DATASET ENTRIES
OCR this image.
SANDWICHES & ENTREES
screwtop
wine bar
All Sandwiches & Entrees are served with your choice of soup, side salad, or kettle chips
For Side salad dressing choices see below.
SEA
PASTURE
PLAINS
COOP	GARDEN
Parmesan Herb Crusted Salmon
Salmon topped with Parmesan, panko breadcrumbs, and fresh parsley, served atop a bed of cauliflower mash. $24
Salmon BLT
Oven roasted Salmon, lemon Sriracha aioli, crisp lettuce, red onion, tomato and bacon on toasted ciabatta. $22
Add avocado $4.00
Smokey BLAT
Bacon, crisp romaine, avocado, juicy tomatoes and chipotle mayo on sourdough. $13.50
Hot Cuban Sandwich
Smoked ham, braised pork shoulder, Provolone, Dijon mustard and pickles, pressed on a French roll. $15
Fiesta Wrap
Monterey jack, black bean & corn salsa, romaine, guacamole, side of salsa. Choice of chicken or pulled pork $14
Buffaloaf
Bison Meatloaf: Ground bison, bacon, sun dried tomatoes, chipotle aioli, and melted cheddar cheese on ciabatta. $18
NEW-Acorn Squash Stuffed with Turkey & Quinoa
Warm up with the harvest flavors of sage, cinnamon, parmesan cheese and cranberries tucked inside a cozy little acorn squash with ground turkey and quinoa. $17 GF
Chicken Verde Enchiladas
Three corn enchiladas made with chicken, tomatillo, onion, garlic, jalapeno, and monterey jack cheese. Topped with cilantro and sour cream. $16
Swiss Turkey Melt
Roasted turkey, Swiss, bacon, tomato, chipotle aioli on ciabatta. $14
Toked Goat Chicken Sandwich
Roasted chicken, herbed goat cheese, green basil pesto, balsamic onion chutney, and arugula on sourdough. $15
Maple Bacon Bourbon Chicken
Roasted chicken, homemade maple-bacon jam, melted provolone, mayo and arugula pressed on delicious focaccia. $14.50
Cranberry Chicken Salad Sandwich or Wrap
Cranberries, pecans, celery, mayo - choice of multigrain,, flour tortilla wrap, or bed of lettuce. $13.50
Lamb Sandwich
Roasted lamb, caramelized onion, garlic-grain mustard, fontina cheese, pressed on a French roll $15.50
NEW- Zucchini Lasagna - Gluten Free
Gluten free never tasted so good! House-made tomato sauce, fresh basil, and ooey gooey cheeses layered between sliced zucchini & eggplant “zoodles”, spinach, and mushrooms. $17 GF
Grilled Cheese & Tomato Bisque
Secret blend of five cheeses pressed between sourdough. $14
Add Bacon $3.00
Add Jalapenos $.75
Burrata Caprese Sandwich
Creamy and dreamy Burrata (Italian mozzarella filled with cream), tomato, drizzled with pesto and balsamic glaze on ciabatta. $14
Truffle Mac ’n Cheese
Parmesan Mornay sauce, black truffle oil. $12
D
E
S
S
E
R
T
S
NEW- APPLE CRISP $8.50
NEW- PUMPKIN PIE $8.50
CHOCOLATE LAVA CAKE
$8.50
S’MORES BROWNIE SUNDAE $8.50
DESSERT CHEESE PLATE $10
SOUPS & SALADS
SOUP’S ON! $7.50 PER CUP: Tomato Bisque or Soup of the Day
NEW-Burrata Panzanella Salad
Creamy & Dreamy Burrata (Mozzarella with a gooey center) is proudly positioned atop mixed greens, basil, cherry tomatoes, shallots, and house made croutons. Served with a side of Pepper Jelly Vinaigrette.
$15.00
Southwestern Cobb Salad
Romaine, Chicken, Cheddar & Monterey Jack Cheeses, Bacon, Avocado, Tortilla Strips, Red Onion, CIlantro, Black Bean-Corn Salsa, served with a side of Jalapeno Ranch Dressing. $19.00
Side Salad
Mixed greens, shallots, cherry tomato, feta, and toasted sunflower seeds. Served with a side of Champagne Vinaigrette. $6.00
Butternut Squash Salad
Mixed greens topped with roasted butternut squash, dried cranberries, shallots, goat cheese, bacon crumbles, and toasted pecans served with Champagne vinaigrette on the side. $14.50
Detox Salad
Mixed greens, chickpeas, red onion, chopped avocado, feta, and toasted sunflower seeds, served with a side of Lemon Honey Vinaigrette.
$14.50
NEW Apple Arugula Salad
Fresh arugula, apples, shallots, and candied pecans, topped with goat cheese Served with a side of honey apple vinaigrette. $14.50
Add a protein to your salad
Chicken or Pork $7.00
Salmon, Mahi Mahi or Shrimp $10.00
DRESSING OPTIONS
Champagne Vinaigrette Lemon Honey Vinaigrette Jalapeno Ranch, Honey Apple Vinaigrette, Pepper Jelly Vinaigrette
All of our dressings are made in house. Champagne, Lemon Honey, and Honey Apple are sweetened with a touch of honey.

ACTION ITEM
Copy out, from the material above, each line where the word "balsamic" is present.

RESULT OF THIS EXERCISE
Roasted chicken, herbed goat cheese, green basil pesto, balsamic onion chutney, and arugula on sourdough. $15
Creamy and dreamy Burrata (Italian mozzarella filled with cream), tomato, drizzled with pesto and balsamic glaze on ciabatta. $14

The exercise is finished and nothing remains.